--- Begin Source text ---

Studio album by Ted Nugent
- Released: May 1979
- Recorded: 1979
- Studio: Quadradial Studios, Miami, Florida and CBS Recording Studios, New York City
- Genre: Hard rock
- Length: 40:43
- Label: Epic
- Producer: Lew Futterman, Cliff Davies

Ted Nugent chronology
| Weekend Warriors (1978) | State of Shock (1979) | Scream Dream (1980) |

Singles from State of Shock
- "I Want to Tell You" Released: June 1979;

= State of Shock (Ted Nugent album) =

State of Shock is the fifth solo studio album by American rock musician Ted Nugent. It was released in May 1979 by Epic Records.

State of Shock closed a decade in which Nugent took his hard-rocking wildman persona to the top of the charts. Although the album reached the U.S. Top 20 and quickly went gold, it is Nugent's first solo album not to attain a platinum certification.

The best known track remains the album opener "Paralyzed", which was performed live on a 1980 episode of the TV show Fridays, and turned up again a year later on Great Gonzos! The Best of Ted Nugent. Other highlights include "Saddle Sore" and "Alone", a rare power ballad for him, sung by Charlie Huhn. A live show from this era is captured on the 1997 archive release Live at Hammersmith '79.

--- End Source text ---

» Work required:
Answer from the State of Shock article:
(a) Which two studios was the album recorded in?
(b) Who sings "Alone"?
(c) Which song opens the album?

--- Begin Supplied information ---

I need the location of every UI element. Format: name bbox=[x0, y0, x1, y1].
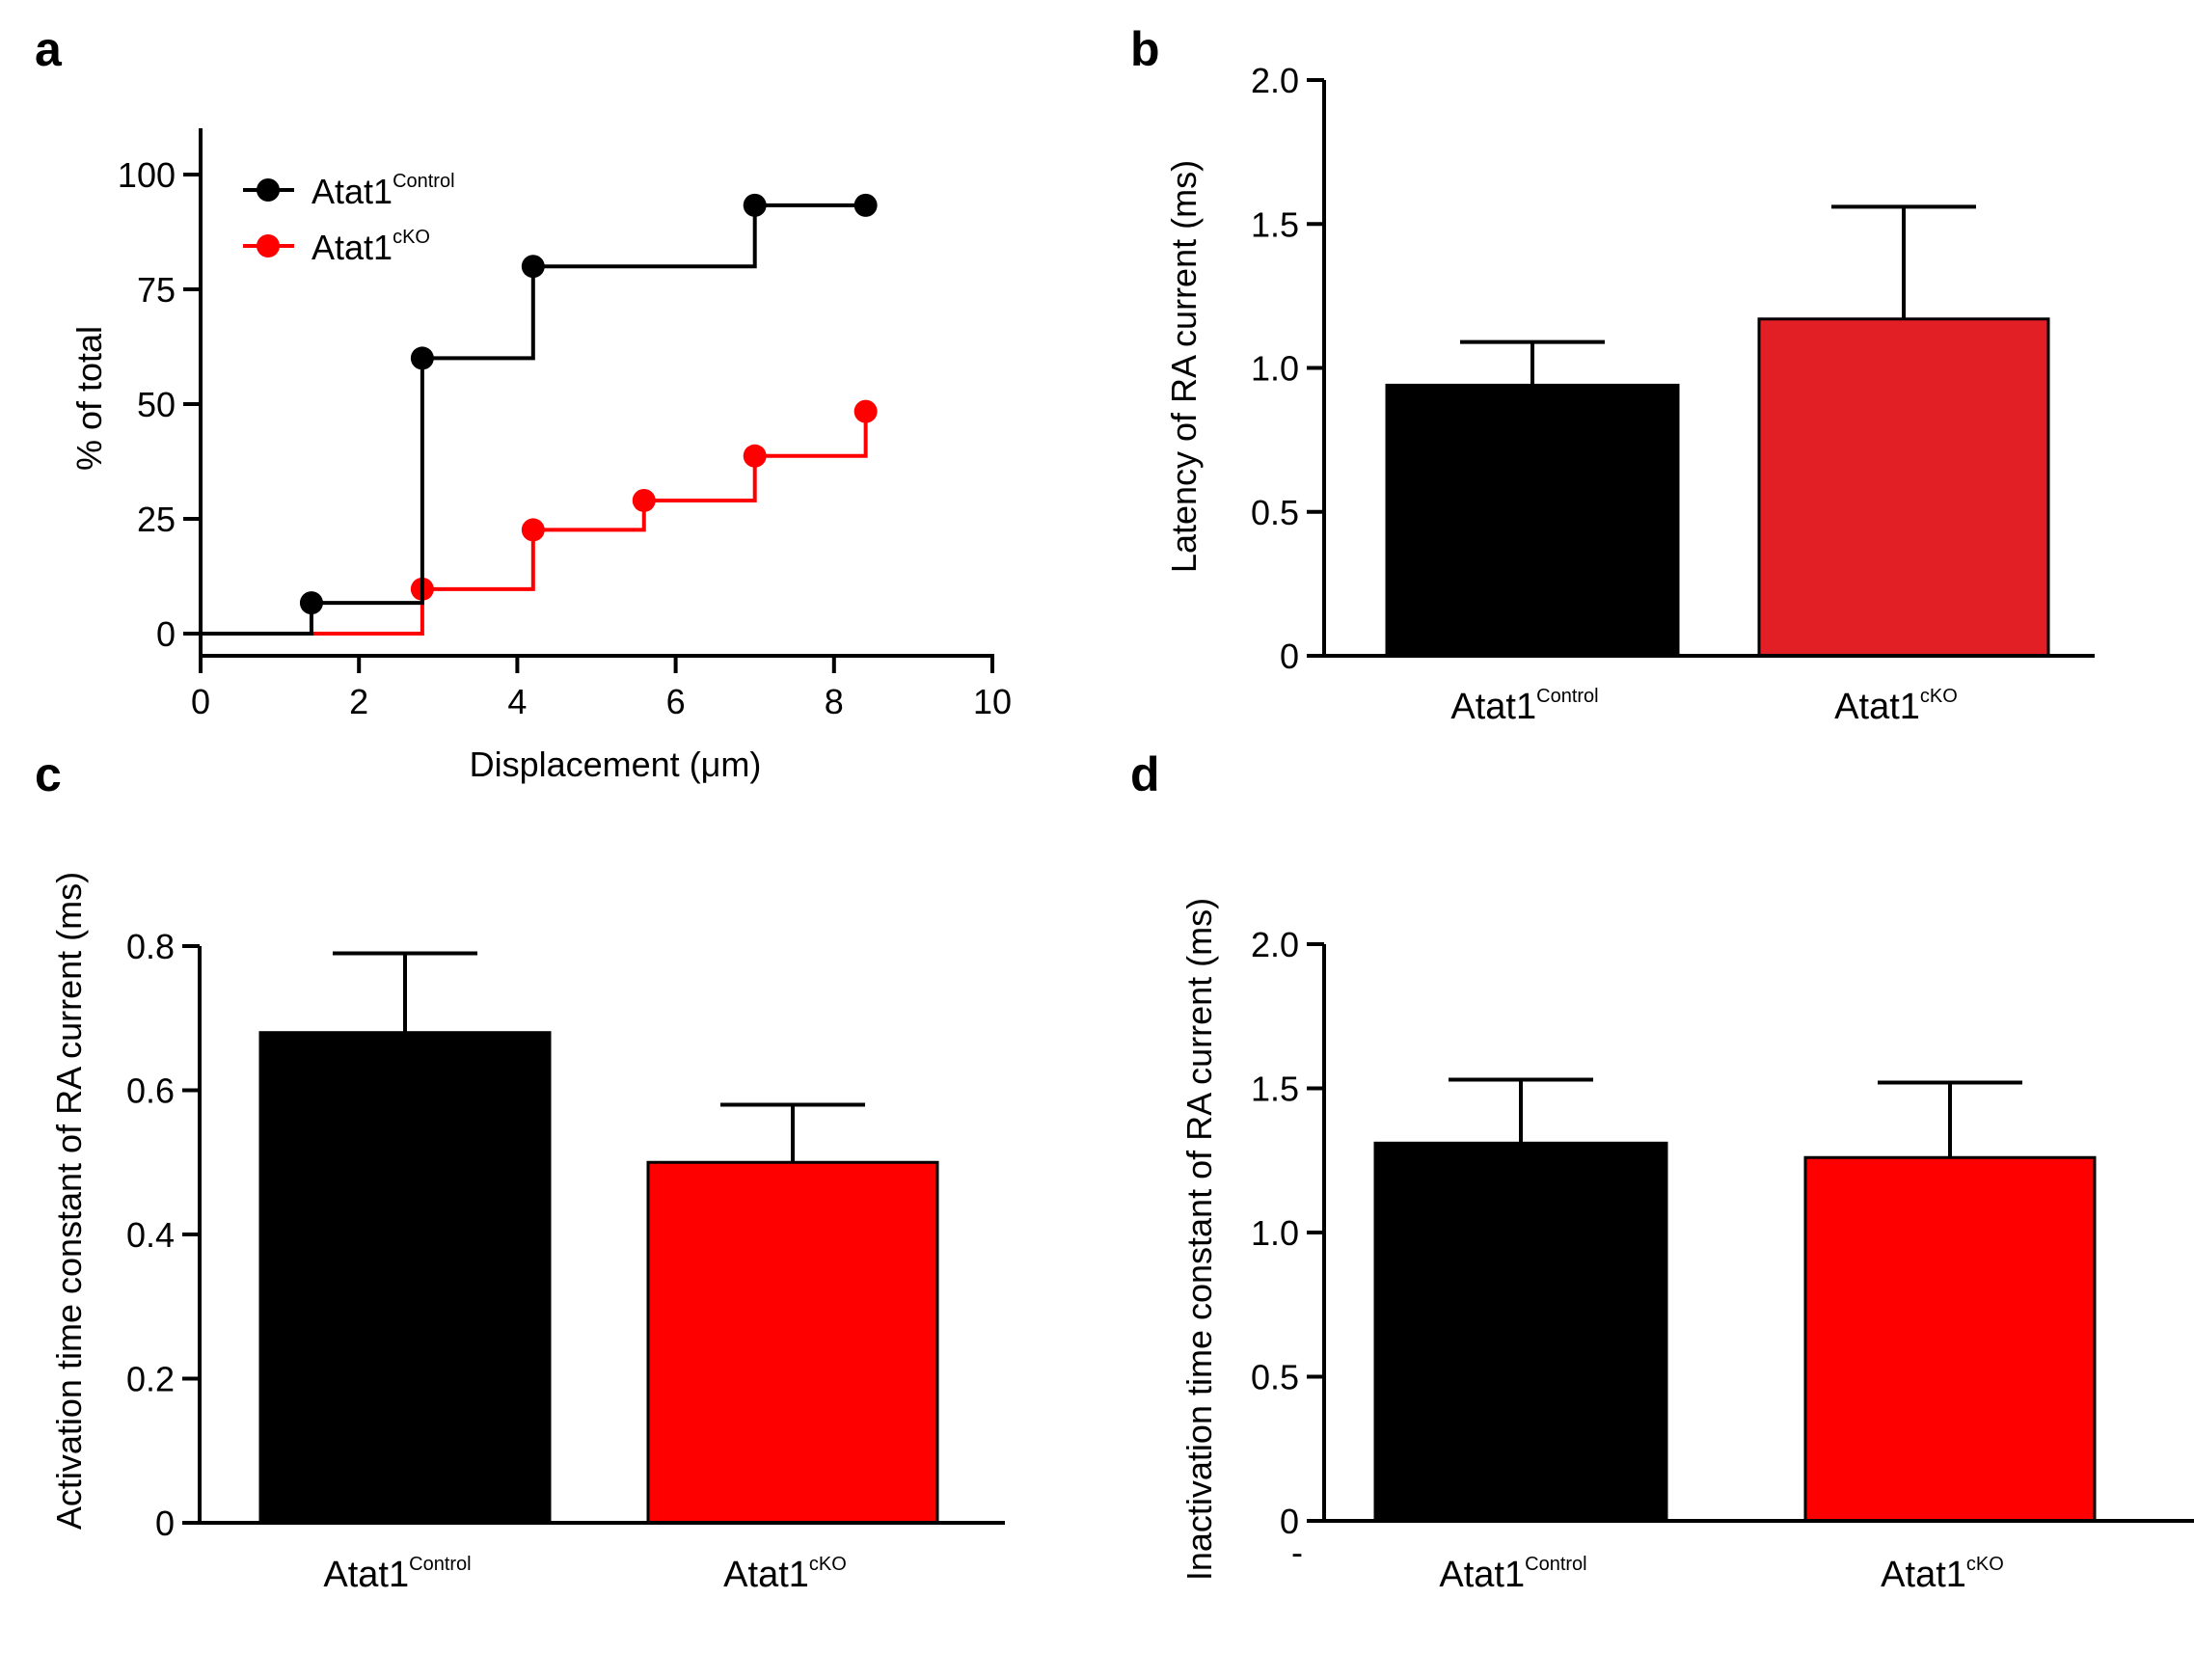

--- End Supplied information ---

» Solution to this task:
(a) Quadradial Studios in Miami, Florida, and CBS Recording Studios in New York City.
(b) Charlie Huhn.
(c) "Paralyzed".